--- Aim of the task ---
For these records, count the lines containing the word "Parameter" and respond with the number alone.

─── Entries provided ───

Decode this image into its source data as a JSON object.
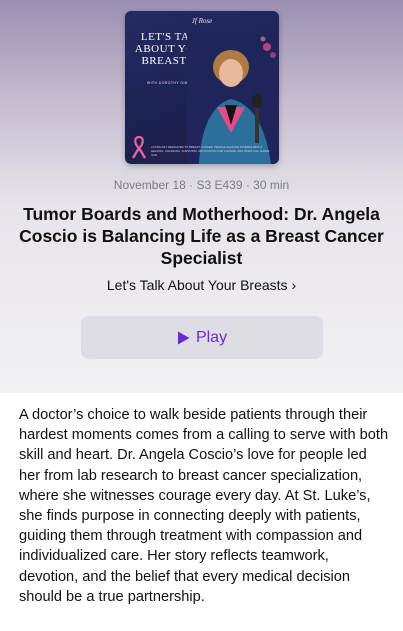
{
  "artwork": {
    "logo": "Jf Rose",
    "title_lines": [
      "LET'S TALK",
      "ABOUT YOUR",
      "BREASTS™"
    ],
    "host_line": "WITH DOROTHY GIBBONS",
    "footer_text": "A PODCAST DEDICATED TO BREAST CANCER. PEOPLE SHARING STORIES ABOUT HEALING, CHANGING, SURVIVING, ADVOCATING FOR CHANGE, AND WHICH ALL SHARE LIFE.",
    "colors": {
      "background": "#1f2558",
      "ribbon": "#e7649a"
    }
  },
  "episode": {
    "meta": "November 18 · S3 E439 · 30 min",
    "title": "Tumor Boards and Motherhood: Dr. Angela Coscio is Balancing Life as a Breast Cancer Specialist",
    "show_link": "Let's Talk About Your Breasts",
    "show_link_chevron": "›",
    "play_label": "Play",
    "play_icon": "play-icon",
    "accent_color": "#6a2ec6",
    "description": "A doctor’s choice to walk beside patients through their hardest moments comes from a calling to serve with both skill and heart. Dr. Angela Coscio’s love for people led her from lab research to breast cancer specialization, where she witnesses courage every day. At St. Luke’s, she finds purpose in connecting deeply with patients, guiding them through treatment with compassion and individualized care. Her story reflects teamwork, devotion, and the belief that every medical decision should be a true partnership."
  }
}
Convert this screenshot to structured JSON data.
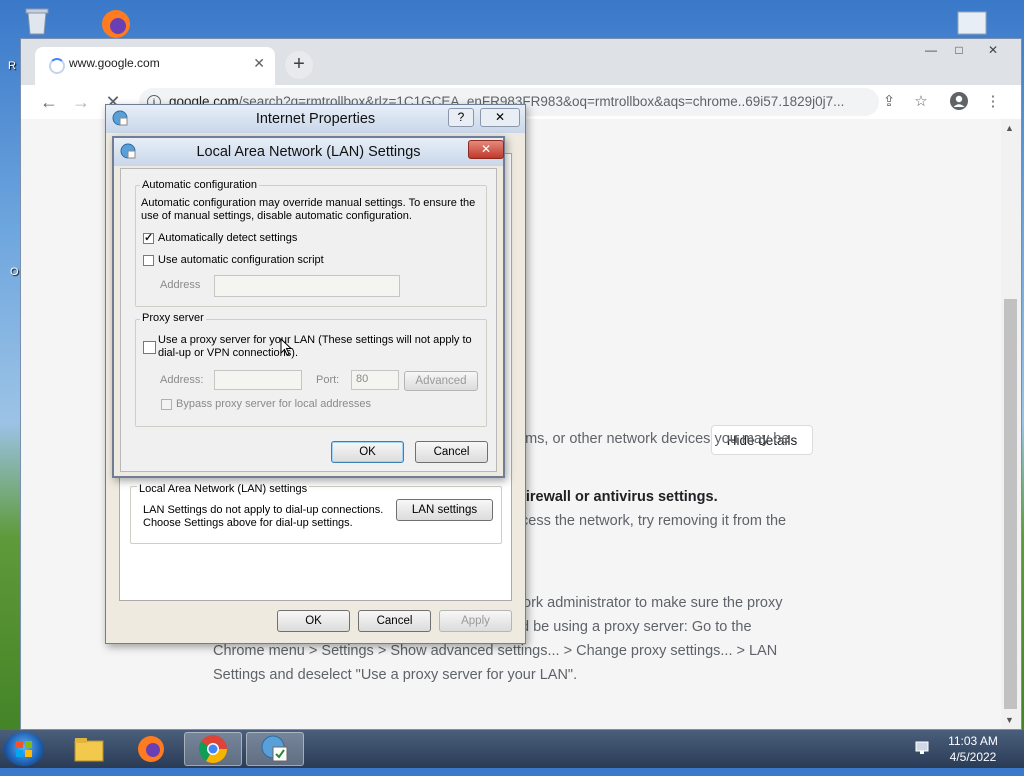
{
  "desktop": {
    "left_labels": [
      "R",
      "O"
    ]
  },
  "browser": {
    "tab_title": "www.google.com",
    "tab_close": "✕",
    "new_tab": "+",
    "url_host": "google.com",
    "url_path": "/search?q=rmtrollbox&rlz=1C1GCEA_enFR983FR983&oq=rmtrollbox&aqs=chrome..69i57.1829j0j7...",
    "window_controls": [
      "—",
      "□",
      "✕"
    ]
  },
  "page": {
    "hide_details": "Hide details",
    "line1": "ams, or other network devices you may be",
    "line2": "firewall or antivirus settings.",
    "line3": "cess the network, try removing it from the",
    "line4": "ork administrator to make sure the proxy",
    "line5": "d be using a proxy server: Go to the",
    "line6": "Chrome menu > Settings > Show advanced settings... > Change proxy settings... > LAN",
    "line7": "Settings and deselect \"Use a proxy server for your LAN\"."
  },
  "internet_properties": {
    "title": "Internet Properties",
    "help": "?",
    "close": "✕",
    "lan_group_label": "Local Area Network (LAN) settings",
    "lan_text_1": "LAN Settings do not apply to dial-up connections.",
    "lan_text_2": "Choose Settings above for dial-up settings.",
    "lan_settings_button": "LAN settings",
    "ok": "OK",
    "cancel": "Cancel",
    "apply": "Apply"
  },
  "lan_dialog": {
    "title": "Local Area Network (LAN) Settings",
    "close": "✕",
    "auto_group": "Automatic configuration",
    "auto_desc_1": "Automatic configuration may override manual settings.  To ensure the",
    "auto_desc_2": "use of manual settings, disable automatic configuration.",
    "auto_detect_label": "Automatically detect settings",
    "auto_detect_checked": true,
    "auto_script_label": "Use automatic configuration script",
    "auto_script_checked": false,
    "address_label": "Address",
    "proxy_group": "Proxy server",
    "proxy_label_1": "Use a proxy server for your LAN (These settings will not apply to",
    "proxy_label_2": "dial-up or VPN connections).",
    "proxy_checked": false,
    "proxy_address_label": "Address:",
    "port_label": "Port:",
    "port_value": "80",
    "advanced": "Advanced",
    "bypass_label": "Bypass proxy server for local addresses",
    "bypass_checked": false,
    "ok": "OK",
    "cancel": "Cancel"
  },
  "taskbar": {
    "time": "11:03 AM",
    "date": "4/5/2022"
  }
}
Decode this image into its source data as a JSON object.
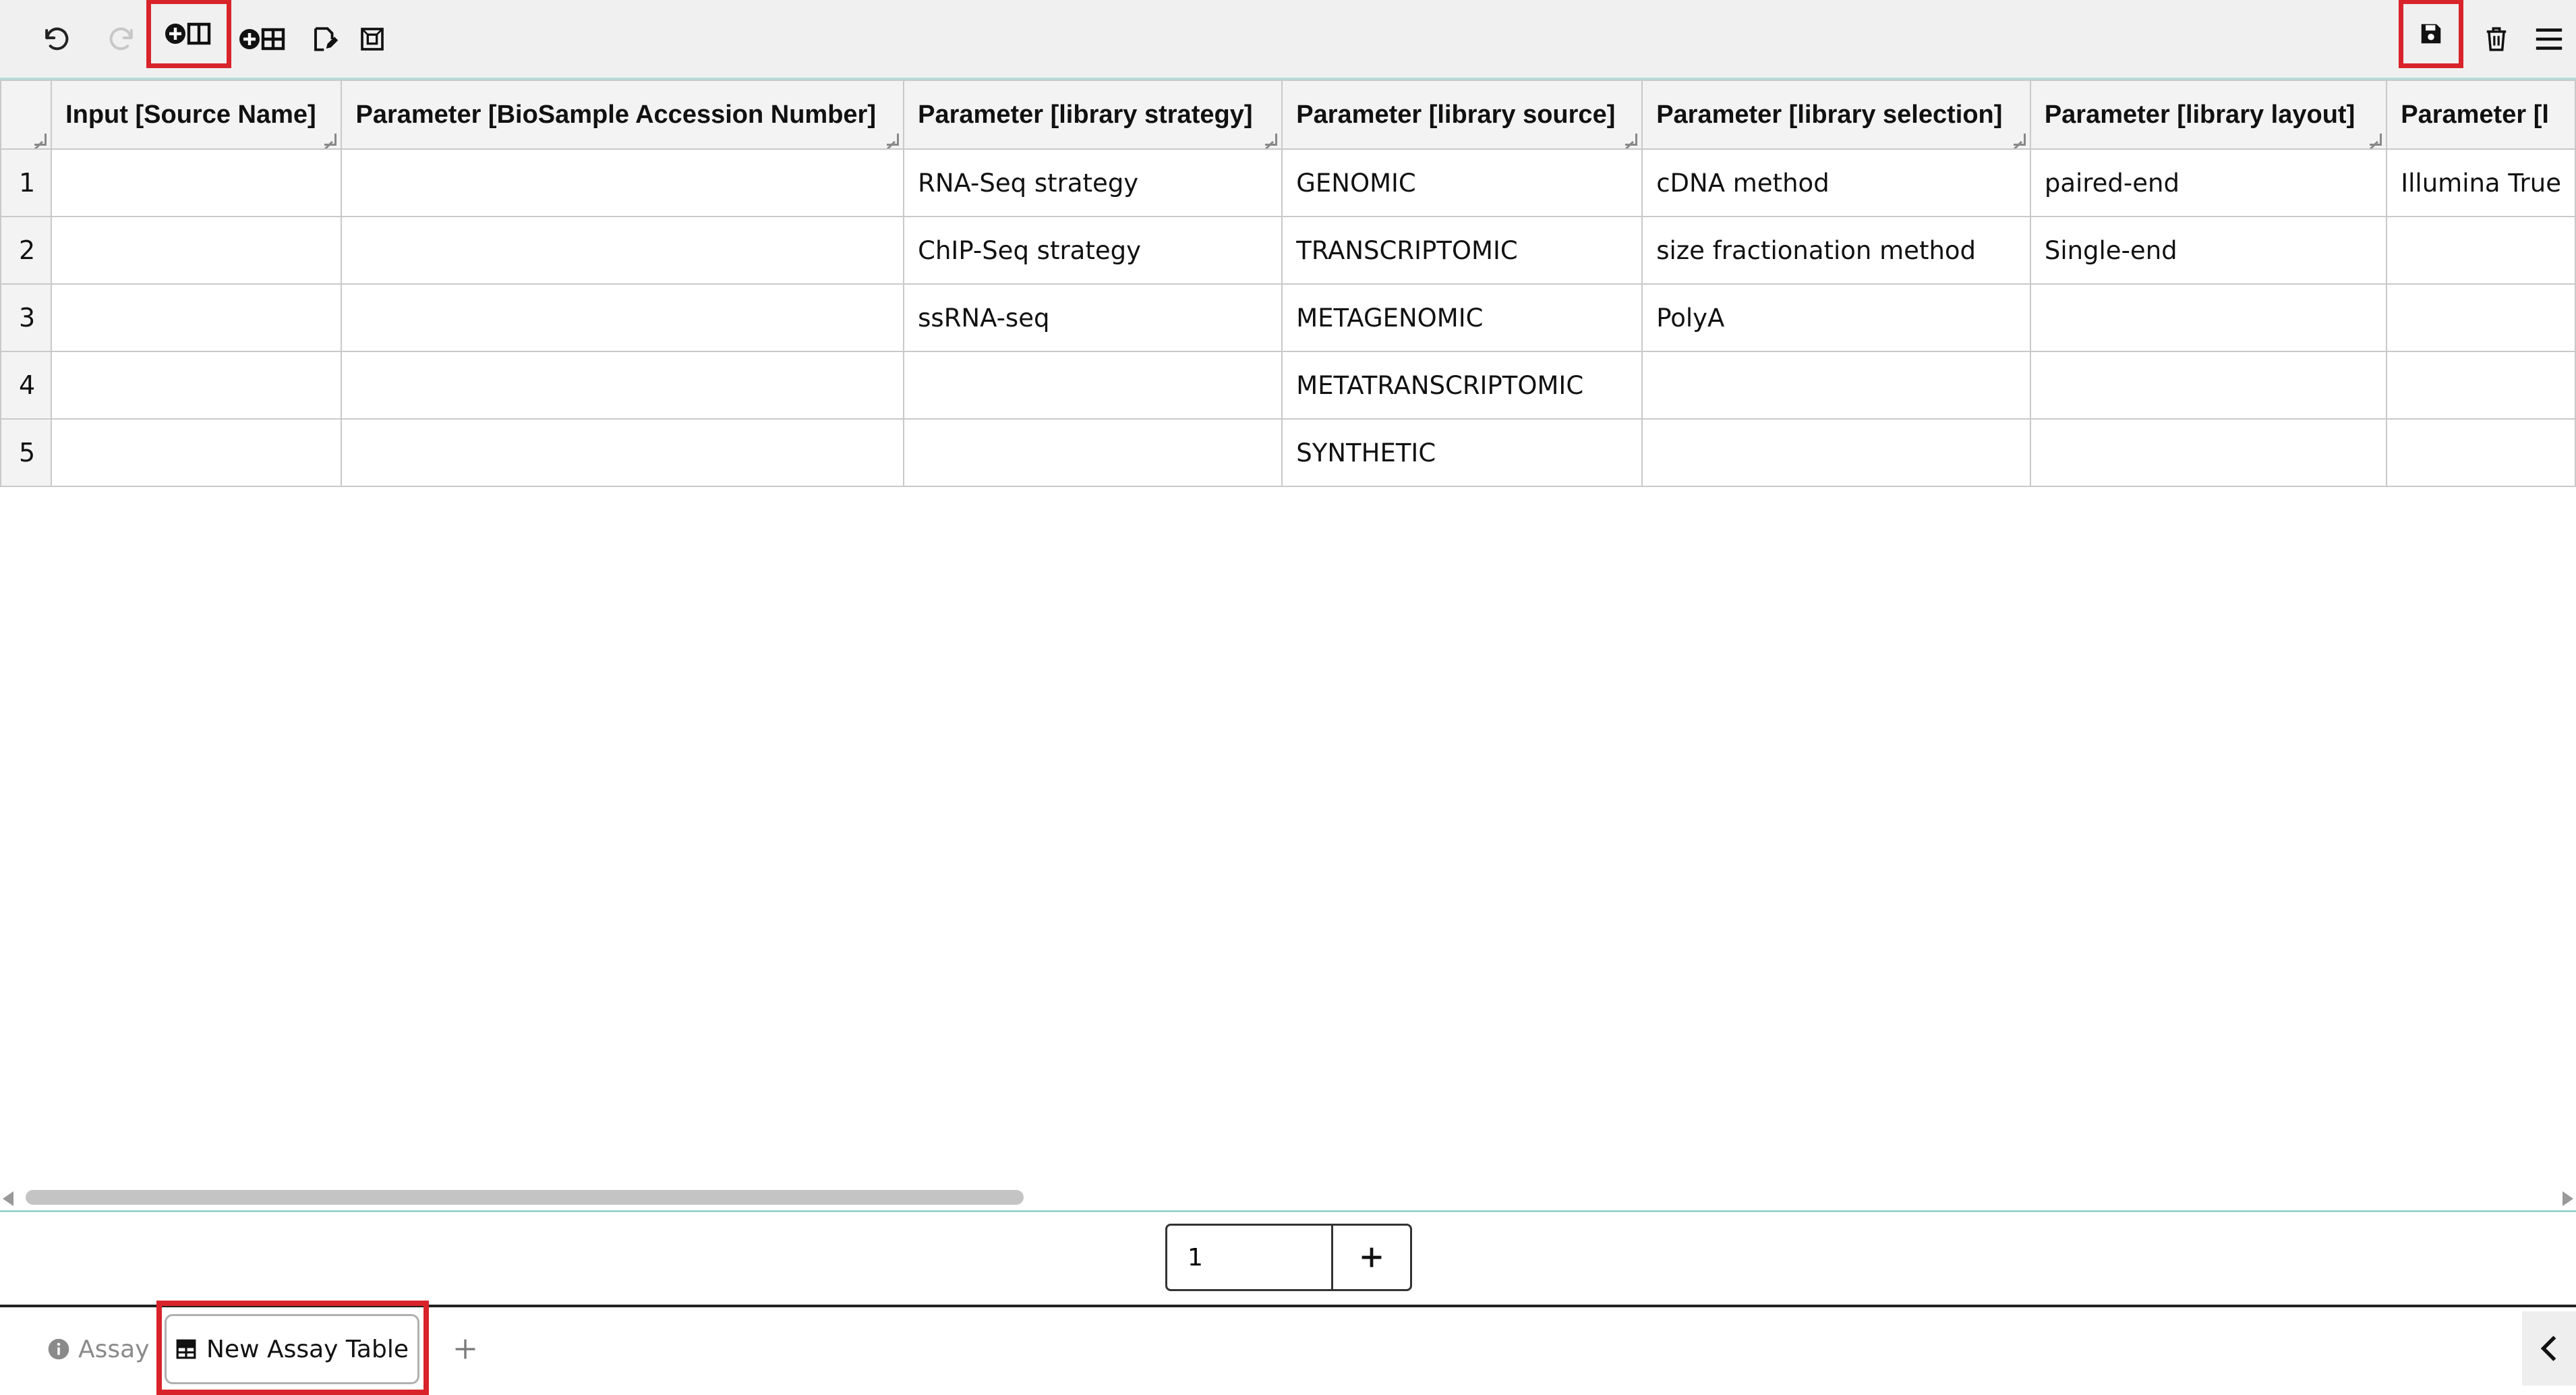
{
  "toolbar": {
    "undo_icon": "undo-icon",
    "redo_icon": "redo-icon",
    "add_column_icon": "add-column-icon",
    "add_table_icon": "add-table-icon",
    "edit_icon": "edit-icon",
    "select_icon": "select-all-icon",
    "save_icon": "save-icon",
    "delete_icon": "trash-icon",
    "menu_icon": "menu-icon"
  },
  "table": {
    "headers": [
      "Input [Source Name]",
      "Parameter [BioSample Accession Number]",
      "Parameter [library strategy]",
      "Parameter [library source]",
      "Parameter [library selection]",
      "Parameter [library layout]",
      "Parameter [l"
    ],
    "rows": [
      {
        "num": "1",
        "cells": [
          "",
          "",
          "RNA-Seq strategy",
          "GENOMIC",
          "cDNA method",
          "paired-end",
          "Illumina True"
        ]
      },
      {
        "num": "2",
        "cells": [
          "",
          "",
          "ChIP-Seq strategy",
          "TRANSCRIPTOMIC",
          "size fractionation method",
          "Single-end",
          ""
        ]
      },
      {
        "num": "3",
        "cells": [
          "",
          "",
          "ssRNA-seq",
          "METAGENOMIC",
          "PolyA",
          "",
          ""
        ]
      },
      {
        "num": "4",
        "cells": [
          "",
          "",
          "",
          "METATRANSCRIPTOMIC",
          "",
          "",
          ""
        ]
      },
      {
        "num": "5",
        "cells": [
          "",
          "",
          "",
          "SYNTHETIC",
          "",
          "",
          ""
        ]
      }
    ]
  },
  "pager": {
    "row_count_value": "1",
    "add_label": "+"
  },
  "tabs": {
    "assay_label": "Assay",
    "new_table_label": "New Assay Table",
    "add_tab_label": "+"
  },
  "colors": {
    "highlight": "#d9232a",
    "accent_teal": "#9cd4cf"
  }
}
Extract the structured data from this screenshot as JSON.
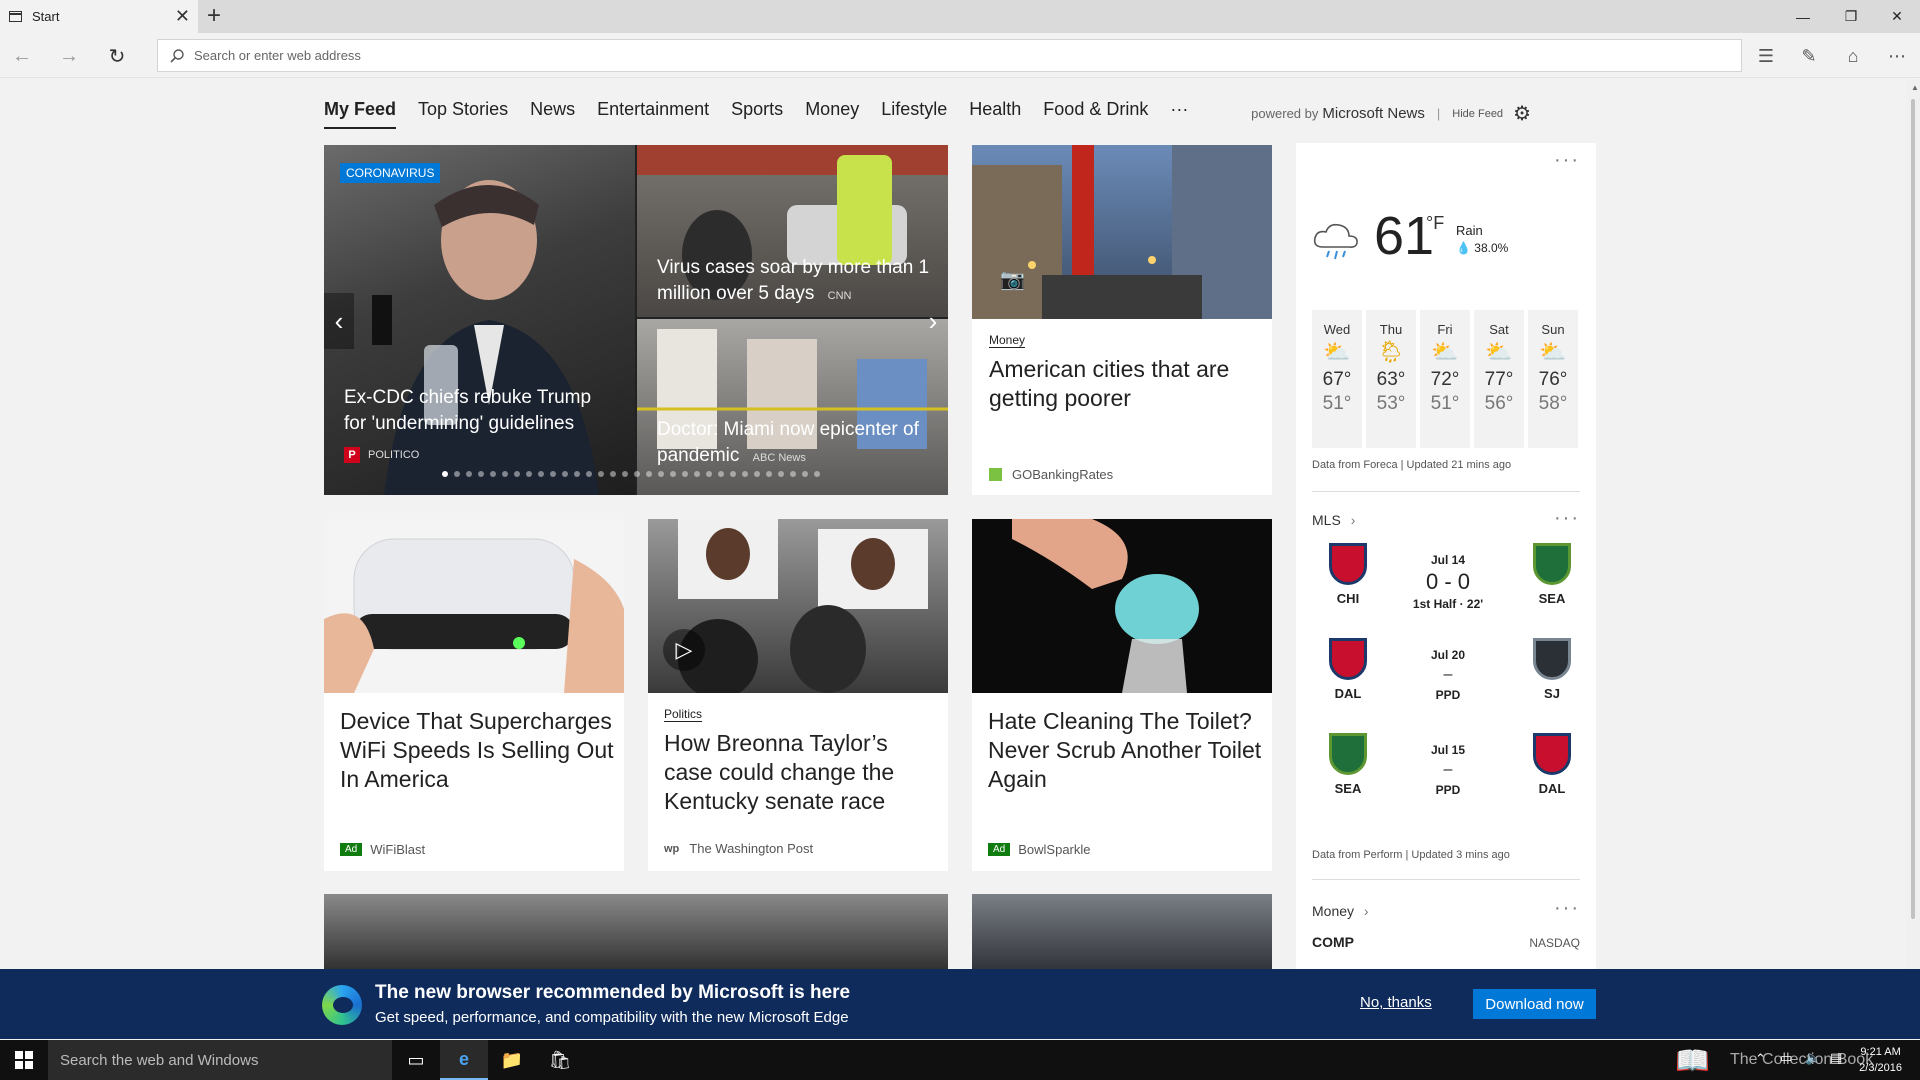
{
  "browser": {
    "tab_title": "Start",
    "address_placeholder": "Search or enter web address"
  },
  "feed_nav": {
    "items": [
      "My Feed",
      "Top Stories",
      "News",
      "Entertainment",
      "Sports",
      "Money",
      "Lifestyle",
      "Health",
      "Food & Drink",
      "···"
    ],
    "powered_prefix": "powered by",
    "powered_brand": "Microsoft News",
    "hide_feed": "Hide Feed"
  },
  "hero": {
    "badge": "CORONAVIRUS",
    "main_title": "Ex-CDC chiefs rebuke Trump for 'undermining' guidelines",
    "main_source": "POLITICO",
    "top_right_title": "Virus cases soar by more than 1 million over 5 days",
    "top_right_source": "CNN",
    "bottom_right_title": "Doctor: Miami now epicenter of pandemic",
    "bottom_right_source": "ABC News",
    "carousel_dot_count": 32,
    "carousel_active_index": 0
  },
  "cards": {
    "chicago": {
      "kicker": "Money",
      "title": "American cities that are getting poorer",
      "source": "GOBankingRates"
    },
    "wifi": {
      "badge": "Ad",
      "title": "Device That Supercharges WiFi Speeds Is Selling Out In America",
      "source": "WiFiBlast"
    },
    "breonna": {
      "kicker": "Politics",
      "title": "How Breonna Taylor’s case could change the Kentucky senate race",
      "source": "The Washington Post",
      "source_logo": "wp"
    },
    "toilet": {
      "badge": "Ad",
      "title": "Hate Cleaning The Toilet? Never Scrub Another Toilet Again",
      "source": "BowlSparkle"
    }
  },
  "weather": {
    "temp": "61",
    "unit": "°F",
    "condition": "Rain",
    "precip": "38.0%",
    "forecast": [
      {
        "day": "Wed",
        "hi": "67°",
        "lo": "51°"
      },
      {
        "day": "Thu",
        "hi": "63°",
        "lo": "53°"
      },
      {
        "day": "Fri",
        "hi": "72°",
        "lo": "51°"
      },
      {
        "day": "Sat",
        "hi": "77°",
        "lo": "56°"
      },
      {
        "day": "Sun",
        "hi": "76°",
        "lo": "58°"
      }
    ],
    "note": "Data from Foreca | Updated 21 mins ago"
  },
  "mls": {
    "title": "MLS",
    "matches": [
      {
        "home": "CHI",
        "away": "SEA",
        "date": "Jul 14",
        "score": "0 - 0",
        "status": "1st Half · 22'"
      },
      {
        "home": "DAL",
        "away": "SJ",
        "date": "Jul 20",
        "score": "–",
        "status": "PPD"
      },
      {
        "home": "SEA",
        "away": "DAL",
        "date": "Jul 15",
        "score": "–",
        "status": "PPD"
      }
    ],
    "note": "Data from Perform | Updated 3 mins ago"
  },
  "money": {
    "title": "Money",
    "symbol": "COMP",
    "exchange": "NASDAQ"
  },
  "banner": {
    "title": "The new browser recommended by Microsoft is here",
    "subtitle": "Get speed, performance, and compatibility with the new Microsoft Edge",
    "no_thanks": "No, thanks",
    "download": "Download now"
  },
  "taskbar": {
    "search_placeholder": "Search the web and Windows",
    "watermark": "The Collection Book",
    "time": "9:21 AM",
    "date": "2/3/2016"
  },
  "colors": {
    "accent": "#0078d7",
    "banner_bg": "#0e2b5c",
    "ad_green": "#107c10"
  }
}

───

--- Written solution ---
6